▸ **What this task involves**
Only the pictures are left out: repeat the rest of the entries exactly.

▸ **Given information**
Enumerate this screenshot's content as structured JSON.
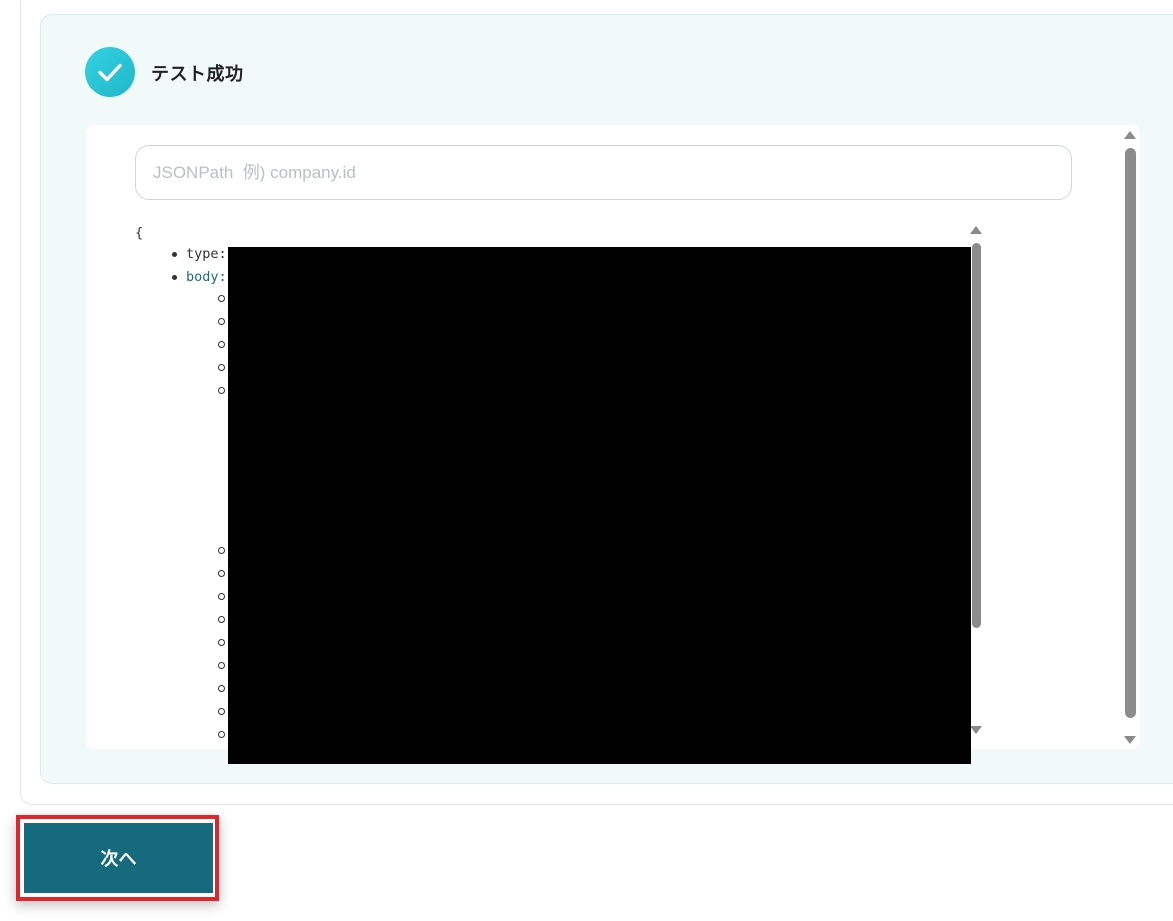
{
  "result": {
    "title": "テスト成功",
    "icon": "check-circle-icon",
    "accent_color": "#1fb7c9"
  },
  "jsonpath": {
    "placeholder": "JSONPath  例) company.id",
    "value": ""
  },
  "json_tree": {
    "open_brace": "{",
    "items": [
      {
        "key": "type:"
      },
      {
        "key": "body:"
      }
    ]
  },
  "footer": {
    "next_label": "次へ",
    "button_color": "#156b7d",
    "highlight_color": "#e0252b"
  }
}
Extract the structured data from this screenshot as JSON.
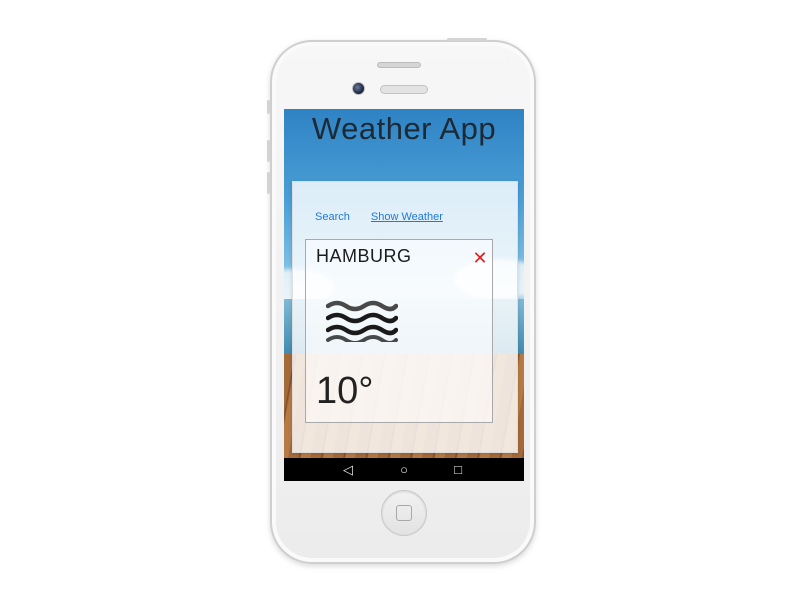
{
  "app": {
    "title": "Weather App"
  },
  "tabs": [
    {
      "label": "Search",
      "active": false
    },
    {
      "label": "Show Weather",
      "active": true
    }
  ],
  "weather_card": {
    "city": "HAMBURG",
    "temperature": "10°",
    "condition_icon": "fog-wind-icon",
    "close_icon": "close-icon"
  },
  "navbar": {
    "back_icon": "back-triangle-icon",
    "home_icon": "home-circle-icon",
    "recents_icon": "recents-square-icon",
    "back_glyph": "◁",
    "home_glyph": "○",
    "recents_glyph": "□"
  },
  "colors": {
    "link": "#1f7ad6",
    "close": "#e02020",
    "navbar": "#000000"
  }
}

▸ **Reply to the exercise**
Enumerate this screenshot's content as structured JSON.
{
  "result": {
    "title": "テスト成功",
    "icon": "check-circle-icon",
    "accent_color": "#1fb7c9"
  },
  "jsonpath": {
    "placeholder": "JSONPath  例) company.id",
    "value": ""
  },
  "json_tree": {
    "open_brace": "{",
    "items": [
      {
        "key": "type:"
      },
      {
        "key": "body:"
      }
    ]
  },
  "footer": {
    "next_label": "次へ",
    "button_color": "#156b7d",
    "highlight_color": "#e0252b"
  }
}
Extract the structured data from this screenshot as JSON.
{
  "app": {
    "title": "Weather App"
  },
  "tabs": [
    {
      "label": "Search",
      "active": false
    },
    {
      "label": "Show Weather",
      "active": true
    }
  ],
  "weather_card": {
    "city": "HAMBURG",
    "temperature": "10°",
    "condition_icon": "fog-wind-icon",
    "close_icon": "close-icon"
  },
  "navbar": {
    "back_icon": "back-triangle-icon",
    "home_icon": "home-circle-icon",
    "recents_icon": "recents-square-icon",
    "back_glyph": "◁",
    "home_glyph": "○",
    "recents_glyph": "□"
  },
  "colors": {
    "link": "#1f7ad6",
    "close": "#e02020",
    "navbar": "#000000"
  }
}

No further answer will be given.